_What to do_: The lines to be extracted begin at the line containing "Read all visible content and emit it as JSON." and end at the last line of the data below; copy them exactly and leave out the pictures.

_Data shown_:
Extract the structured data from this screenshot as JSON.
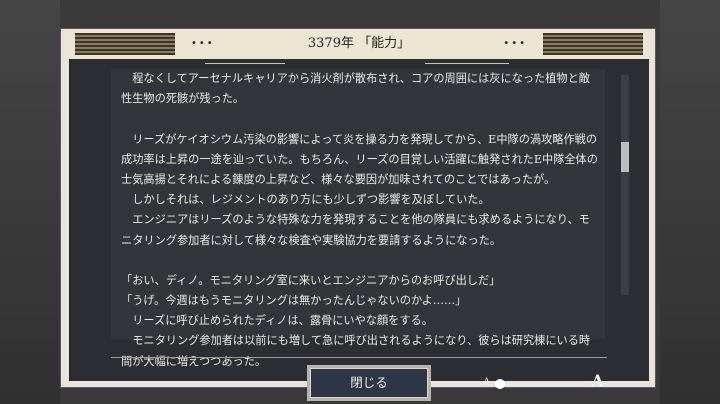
{
  "window": {
    "title": "3379年 「能力」"
  },
  "header": {
    "left_dots": "•••",
    "right_dots": "•••"
  },
  "body_lines": [
    "　程なくしてアーセナルキャリアから消火剤が散布され、コアの周囲には灰になった植物と敵",
    "性生物の死骸が残った。",
    "",
    "　リーズがケイオシウム汚染の影響によって炎を操る力を発現してから、E中隊の渦攻略作戦の",
    "成功率は上昇の一途を辿っていた。もちろん、リーズの目覚しい活躍に触発されたE中隊全体の",
    "士気高揚とそれによる錬度の上昇など、様々な要因が加味されてのことではあったが。",
    "　しかしそれは、レジメントのあり方にも少しずつ影響を及ぼしていた。",
    "　エンジニアはリーズのような特殊な力を発現することを他の隊員にも求めるようになり、モ",
    "ニタリング参加者に対して様々な検査や実験協力を要請するようになった。",
    "",
    "「おい、ディノ。モニタリング室に来いとエンジニアからのお呼び出しだ」",
    "「うげ。今週はもうモニタリングは無かったんじゃないのかよ……」",
    "　リーズに呼び止められたディノは、露骨にいやな顔をする。",
    "　モニタリング参加者は以前にも増して急に呼び出されるようになり、彼らは研究棟にいる時",
    "間が大幅に増えつつあった。"
  ],
  "buttons": {
    "close_label": "閉じる"
  },
  "font_size_control": {
    "small_label": "A",
    "large_label": "A",
    "level": 0.0
  },
  "scroll": {
    "position": 0.35
  }
}
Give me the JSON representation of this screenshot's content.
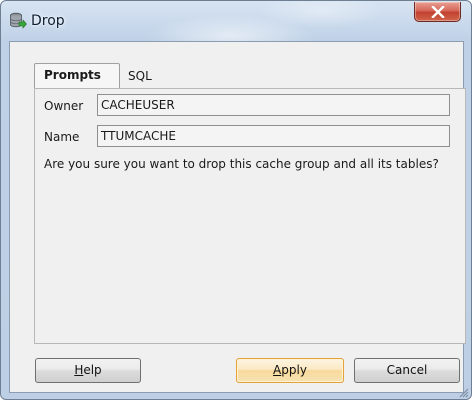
{
  "window": {
    "title": "Drop",
    "close_label": "X"
  },
  "tabs": [
    {
      "label": "Prompts",
      "selected": true
    },
    {
      "label": "SQL",
      "selected": false
    }
  ],
  "form": {
    "owner_label": "Owner",
    "owner_value": "CACHEUSER",
    "name_label": "Name",
    "name_value": "TTUMCACHE",
    "question": "Are you sure you want to drop this cache group and all its tables?"
  },
  "buttons": {
    "help": {
      "mnemonic": "H",
      "rest": "elp"
    },
    "apply": {
      "mnemonic": "A",
      "rest": "pply"
    },
    "cancel": "Cancel"
  },
  "colors": {
    "close_button": "#c9473a",
    "default_button_border": "#e5a13a",
    "titlebar": "#c5d6ea"
  },
  "icons": {
    "app": "database-drop-icon",
    "close": "close-icon",
    "resize": "resize-grip-icon"
  }
}
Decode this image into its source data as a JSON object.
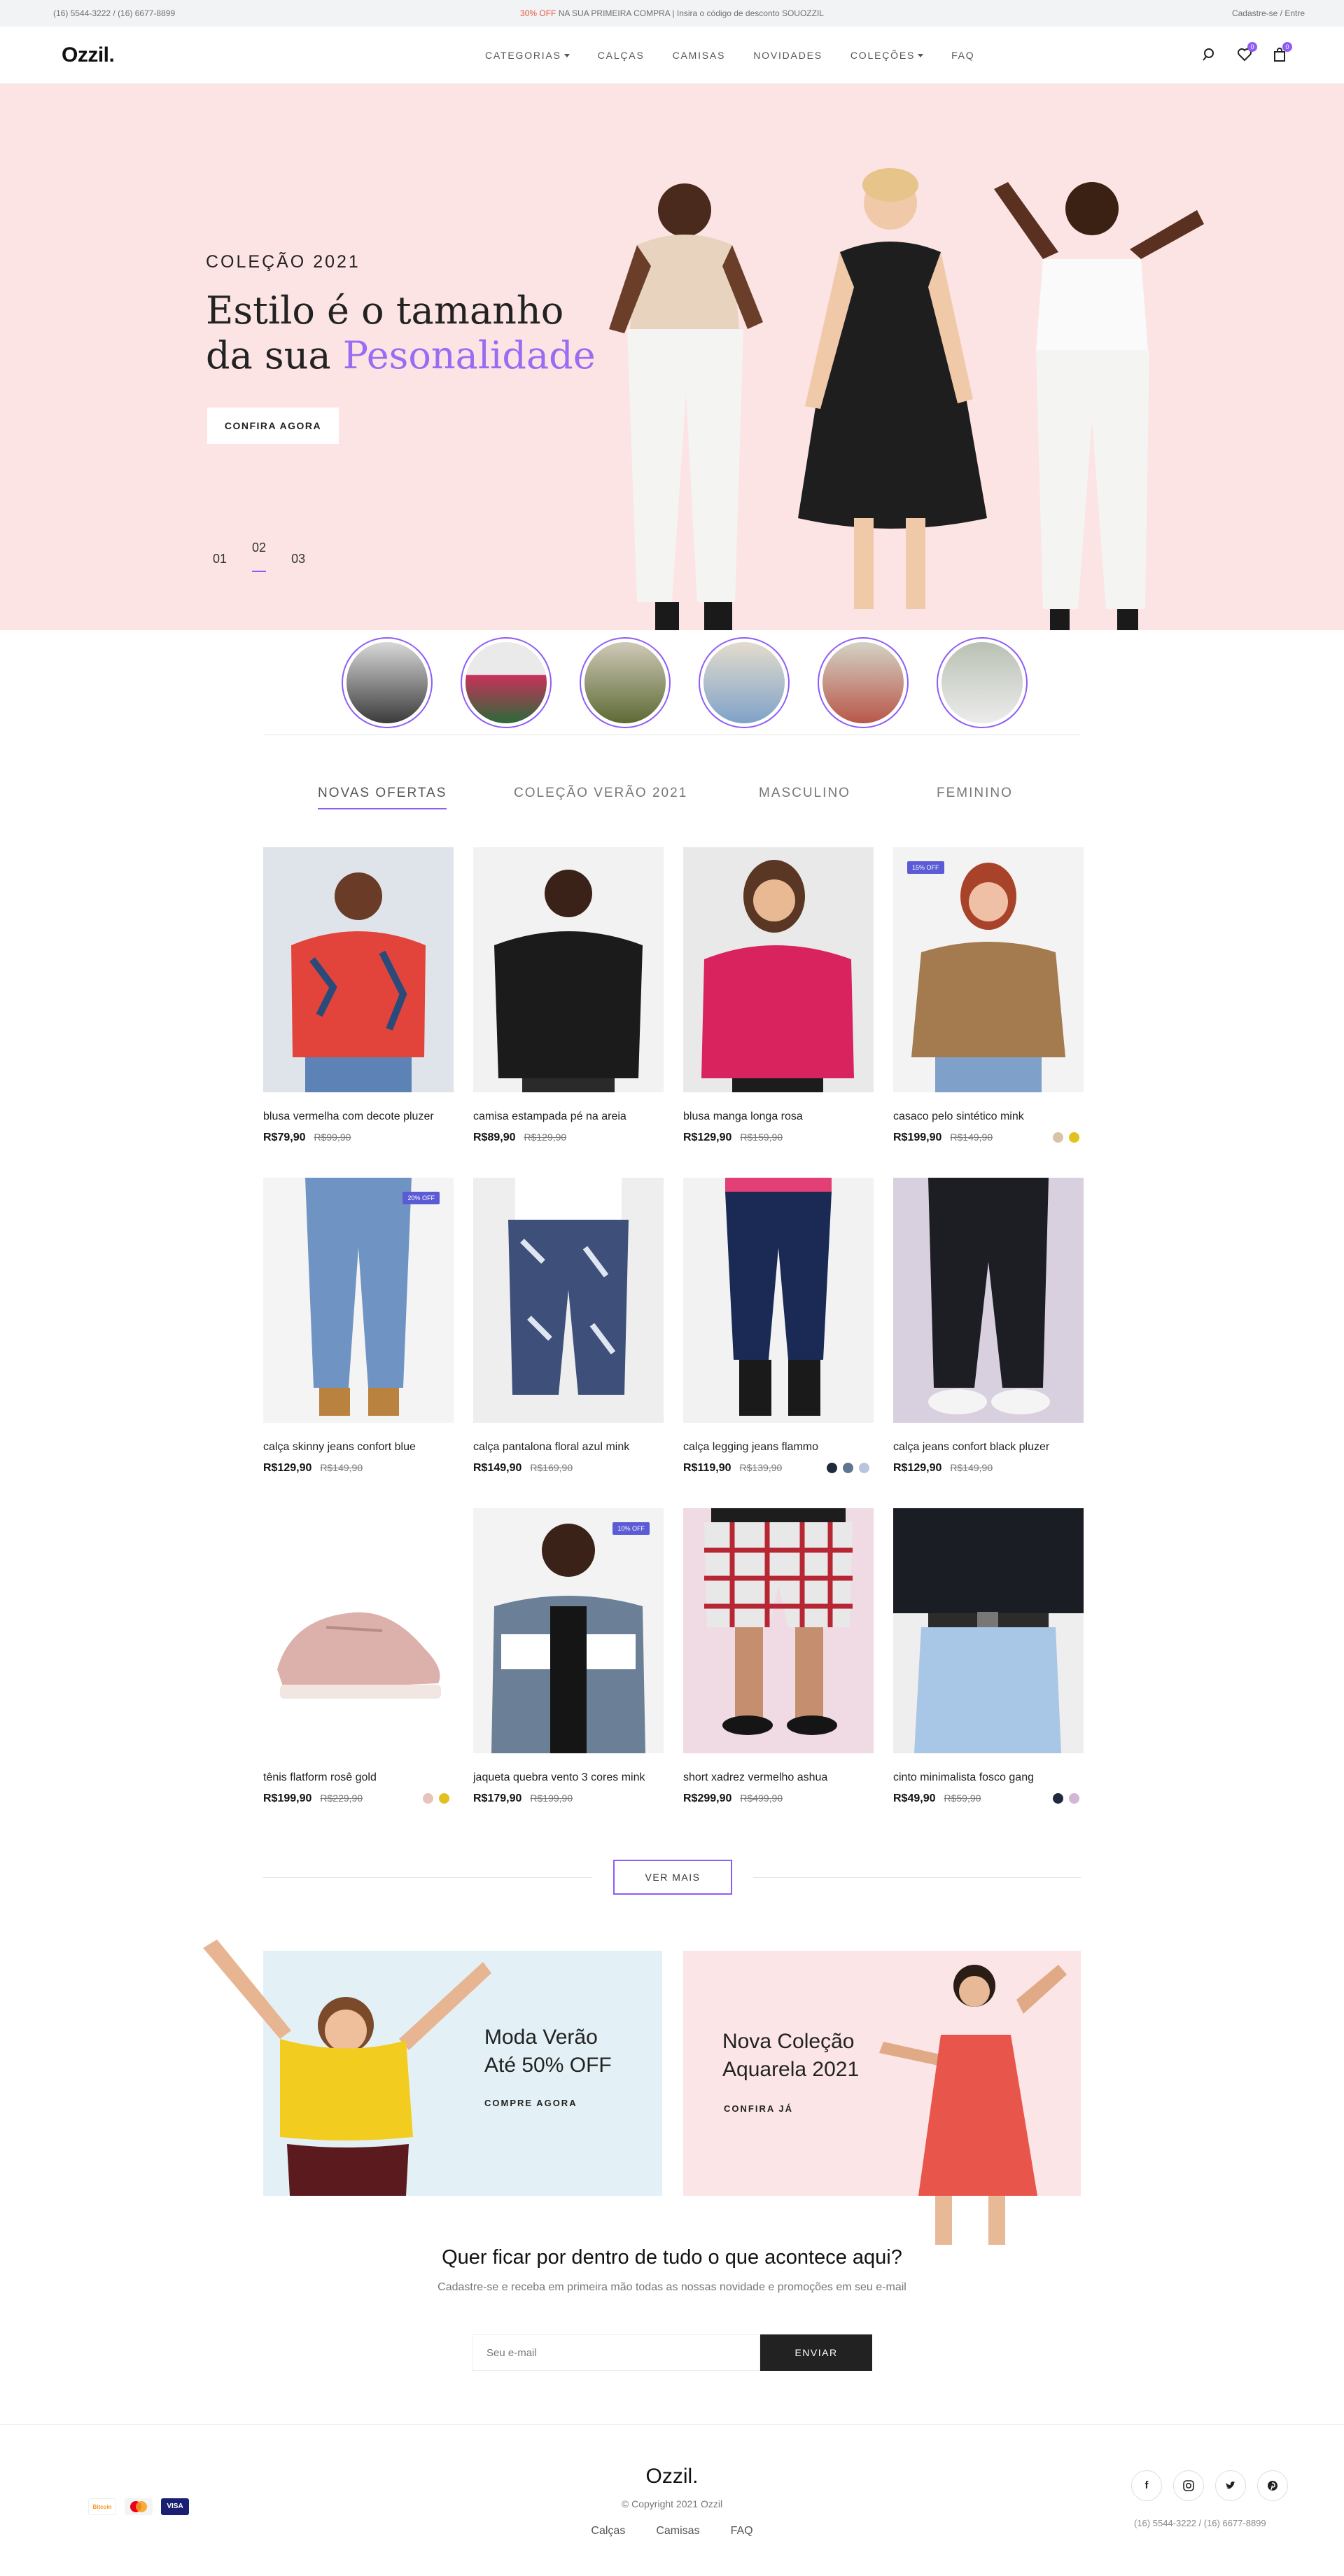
{
  "topbar": {
    "phones": "(16) 5544-3222  / (16) 6677-8899",
    "promo_highlight": "30% OFF",
    "promo_text": " NA SUA PRIMEIRA COMPRA | Insira o código de desconto SOUOZZIL",
    "account": "Cadastre-se / Entre"
  },
  "header": {
    "logo": "Ozzil.",
    "nav": [
      "CATEGORIAS",
      "CALÇAS",
      "CAMISAS",
      "NOVIDADES",
      "COLEÇÕES",
      "FAQ"
    ],
    "icons": [
      "search-icon",
      "heart-icon",
      "bag-icon"
    ],
    "wishlist_count": "0",
    "cart_count": "0"
  },
  "hero": {
    "eyebrow": "COLEÇÃO 2021",
    "title_line1": "Estilo é o tamanho",
    "title_line2": "da sua ",
    "title_accent": "Pesonalidade",
    "cta": "CONFIRA AGORA",
    "slides": [
      "01",
      "02",
      "03"
    ]
  },
  "tabs": [
    "NOVAS OFERTAS",
    "COLEÇÃO VERÃO 2021",
    "MASCULINO",
    "FEMININO"
  ],
  "products": [
    {
      "name": "blusa vermelha com decote pluzer",
      "price": "R$79,90",
      "old": "R$99,90"
    },
    {
      "name": "camisa estampada pé na areia",
      "price": "R$89,90",
      "old": "R$129,90"
    },
    {
      "name": "blusa manga longa rosa",
      "price": "R$129,90",
      "old": "R$159,90"
    },
    {
      "name": "casaco pelo sintético mink",
      "price": "R$199,90",
      "old": "R$149,90",
      "badge": "15% OFF"
    },
    {
      "name": "calça skinny jeans confort blue",
      "price": "R$129,90",
      "old": "R$149,90",
      "badge": "20% OFF"
    },
    {
      "name": "calça pantalona floral azul mink",
      "price": "R$149,90",
      "old": "R$169,90"
    },
    {
      "name": "calça legging jeans flammo",
      "price": "R$119,90",
      "old": "R$139,90"
    },
    {
      "name": "calça jeans confort black pluzer",
      "price": "R$129,90",
      "old": "R$149,90"
    },
    {
      "name": "tênis flatform rosê gold",
      "price": "R$199,90",
      "old": "R$229,90"
    },
    {
      "name": "jaqueta quebra vento 3 cores mink",
      "price": "R$179,90",
      "old": "R$199,90",
      "badge": "10% OFF"
    },
    {
      "name": "short xadrez vermelho ashua",
      "price": "R$299,90",
      "old": "R$499,90"
    },
    {
      "name": "cinto minimalista fosco gang",
      "price": "R$49,90",
      "old": "R$59,90"
    }
  ],
  "swatch_colors": {
    "casaco": [
      "#d9c2a7",
      "#e2c21f"
    ],
    "legging": [
      "#1f2a3c",
      "#5f7590",
      "#b7c6dc"
    ],
    "tenis": [
      "#e7c4bb",
      "#e3c021"
    ],
    "cinto": [
      "#1f2a3c",
      "#d4b5d4"
    ]
  },
  "ver_mais": "VER MAIS",
  "banners": [
    {
      "line1": "Moda Verão",
      "line2": "Até 50% OFF",
      "link": "COMPRE AGORA"
    },
    {
      "line1": "Nova Coleção",
      "line2": "Aquarela 2021",
      "link": "CONFIRA JÁ"
    }
  ],
  "newsletter": {
    "title": "Quer ficar por dentro de tudo o que acontece aqui?",
    "subtitle": "Cadastre-se e receba em primeira mão todas as nossas novidade e promoções em seu e-mail",
    "placeholder": "Seu e-mail",
    "button": "ENVIAR"
  },
  "footer": {
    "logo": "Ozzil.",
    "copyright": "© Copyright 2021 Ozzil",
    "links": [
      "Calças",
      "Camisas",
      "FAQ"
    ],
    "payments": [
      "Bitcoin",
      "Mastercard",
      "VISA"
    ],
    "socials": [
      "facebook-icon",
      "instagram-icon",
      "twitter-icon",
      "pinterest-icon"
    ],
    "phones": "(16) 5544-3222  / (16) 6677-8899"
  },
  "colors": {
    "accent": "#8f5cf6",
    "hero_bg": "#fce4e4",
    "banner1_bg": "#e3f1f6",
    "banner2_bg": "#fbe5e6",
    "badge_bg": "#5b5bd6",
    "promo_highlight": "#e8553e"
  }
}
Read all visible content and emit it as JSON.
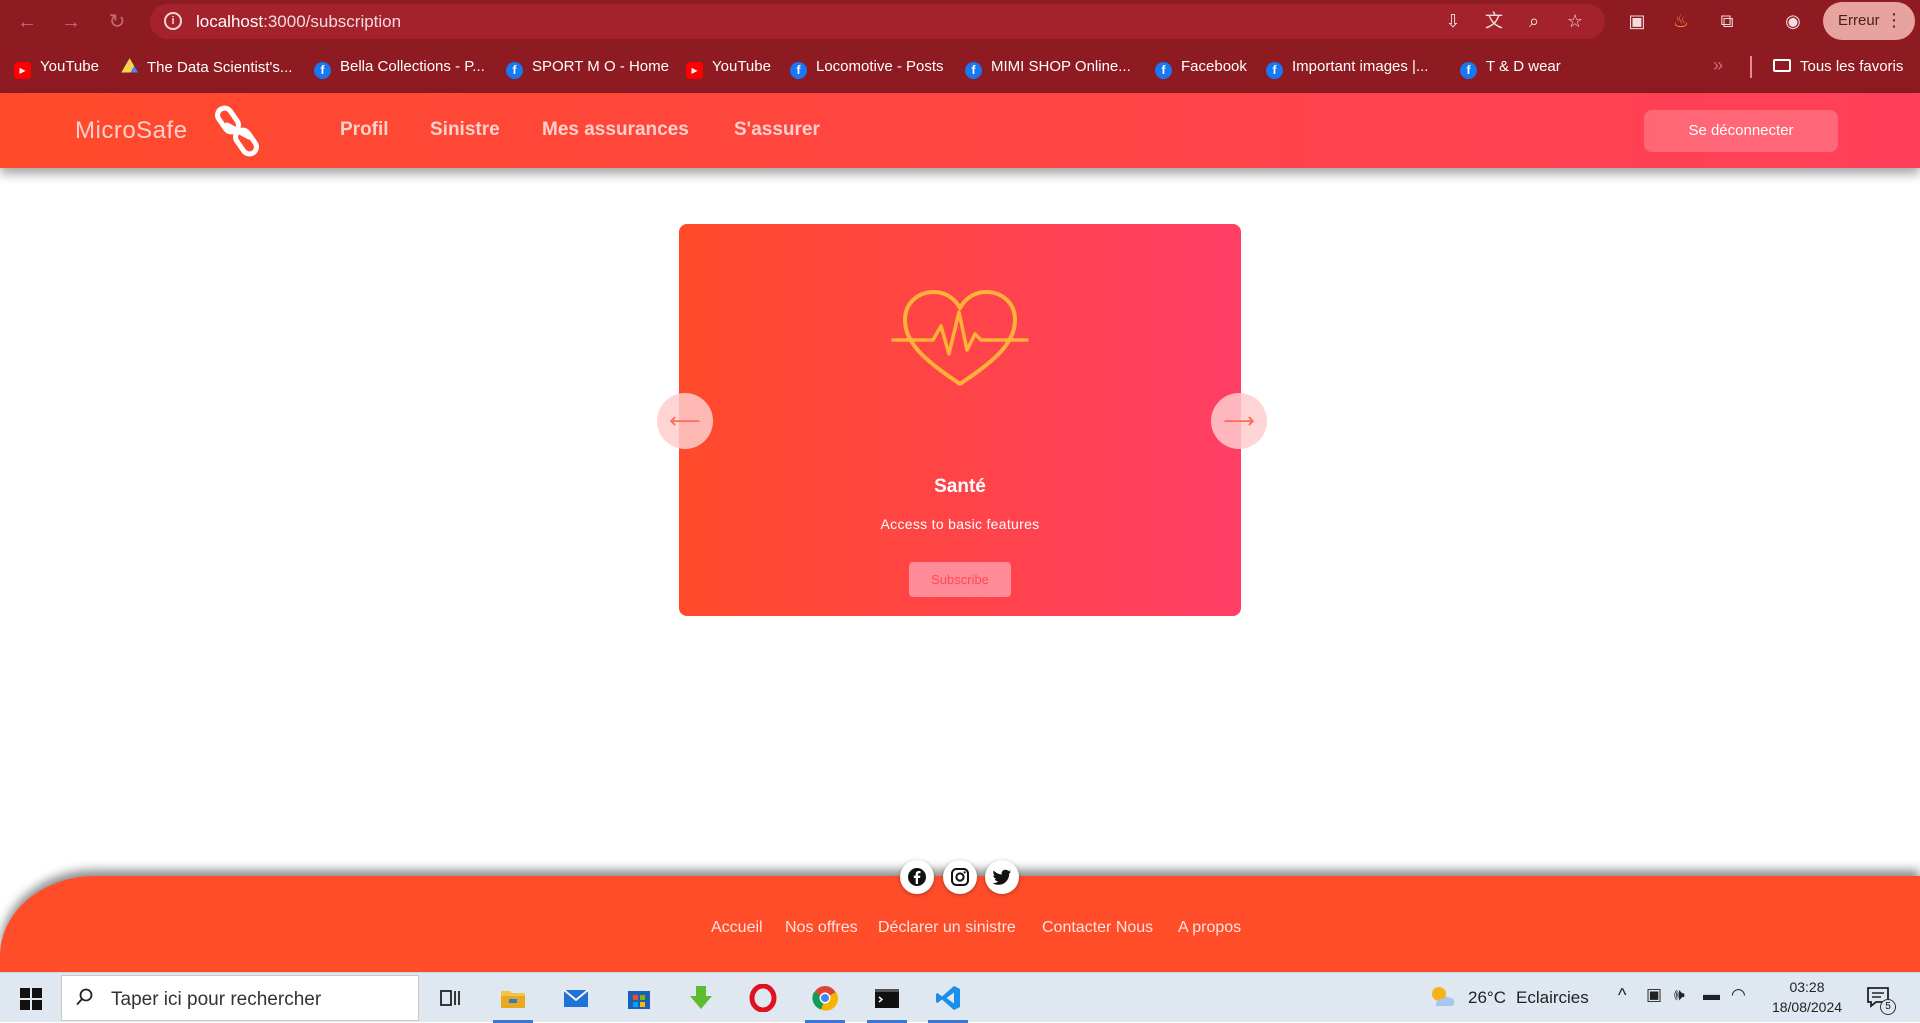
{
  "browser": {
    "url_host": "localhost",
    "url_path": ":3000/subscription",
    "profile_label": "Erreur",
    "bookmarks": [
      {
        "label": "YouTube",
        "icon": "youtube-icon"
      },
      {
        "label": "The Data Scientist's...",
        "icon": "google-drive-icon"
      },
      {
        "label": "Bella Collections - P...",
        "icon": "facebook-icon"
      },
      {
        "label": "SPORT M O - Home",
        "icon": "facebook-icon"
      },
      {
        "label": "YouTube",
        "icon": "youtube-icon"
      },
      {
        "label": "Locomotive - Posts",
        "icon": "facebook-icon"
      },
      {
        "label": "MIMI SHOP Online...",
        "icon": "facebook-icon"
      },
      {
        "label": "Facebook",
        "icon": "facebook-icon"
      },
      {
        "label": "Important images |...",
        "icon": "facebook-icon"
      },
      {
        "label": "T & D wear",
        "icon": "facebook-icon"
      }
    ],
    "all_bookmarks_label": "Tous les favoris"
  },
  "header": {
    "brand": "MicroSafe",
    "nav": [
      "Profil",
      "Sinistre",
      "Mes assurances",
      "S'assurer"
    ],
    "logout_label": "Se déconnecter"
  },
  "card": {
    "title": "Santé",
    "description": "Access to basic features",
    "button_label": "Subscribe",
    "icon": "heart-pulse-icon",
    "prev_arrow": "⟵",
    "next_arrow": "⟶"
  },
  "footer": {
    "social": [
      "facebook-icon",
      "instagram-icon",
      "twitter-icon"
    ],
    "links": [
      "Accueil",
      "Nos offres",
      "Déclarer un sinistre",
      "Contacter Nous",
      "A propos"
    ]
  },
  "taskbar": {
    "search_placeholder": "Taper ici pour rechercher",
    "weather": "26°C",
    "weather_desc": "Eclaircies",
    "time": "03:28",
    "date": "18/08/2024",
    "notifications": "5"
  },
  "colors": {
    "chrome": "#8e1a22",
    "accent_start": "#ff4a2a",
    "accent_end": "#ff3f5a",
    "footer": "#ff4d2a"
  }
}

_Output of the task_:
Read all visible content and emit it as JSON.
{
  "browser": {
    "url_host": "localhost",
    "url_path": ":3000/subscription",
    "profile_label": "Erreur",
    "bookmarks": [
      {
        "label": "YouTube",
        "icon": "youtube-icon"
      },
      {
        "label": "The Data Scientist's...",
        "icon": "google-drive-icon"
      },
      {
        "label": "Bella Collections - P...",
        "icon": "facebook-icon"
      },
      {
        "label": "SPORT M O - Home",
        "icon": "facebook-icon"
      },
      {
        "label": "YouTube",
        "icon": "youtube-icon"
      },
      {
        "label": "Locomotive - Posts",
        "icon": "facebook-icon"
      },
      {
        "label": "MIMI SHOP Online...",
        "icon": "facebook-icon"
      },
      {
        "label": "Facebook",
        "icon": "facebook-icon"
      },
      {
        "label": "Important images |...",
        "icon": "facebook-icon"
      },
      {
        "label": "T & D wear",
        "icon": "facebook-icon"
      }
    ],
    "all_bookmarks_label": "Tous les favoris"
  },
  "header": {
    "brand": "MicroSafe",
    "nav": [
      "Profil",
      "Sinistre",
      "Mes assurances",
      "S'assurer"
    ],
    "logout_label": "Se déconnecter"
  },
  "card": {
    "title": "Santé",
    "description": "Access to basic features",
    "button_label": "Subscribe",
    "icon": "heart-pulse-icon",
    "prev_arrow": "⟵",
    "next_arrow": "⟶"
  },
  "footer": {
    "social": [
      "facebook-icon",
      "instagram-icon",
      "twitter-icon"
    ],
    "links": [
      "Accueil",
      "Nos offres",
      "Déclarer un sinistre",
      "Contacter Nous",
      "A propos"
    ]
  },
  "taskbar": {
    "search_placeholder": "Taper ici pour rechercher",
    "weather": "26°C",
    "weather_desc": "Eclaircies",
    "time": "03:28",
    "date": "18/08/2024",
    "notifications": "5"
  },
  "colors": {
    "chrome": "#8e1a22",
    "accent_start": "#ff4a2a",
    "accent_end": "#ff3f5a",
    "footer": "#ff4d2a"
  }
}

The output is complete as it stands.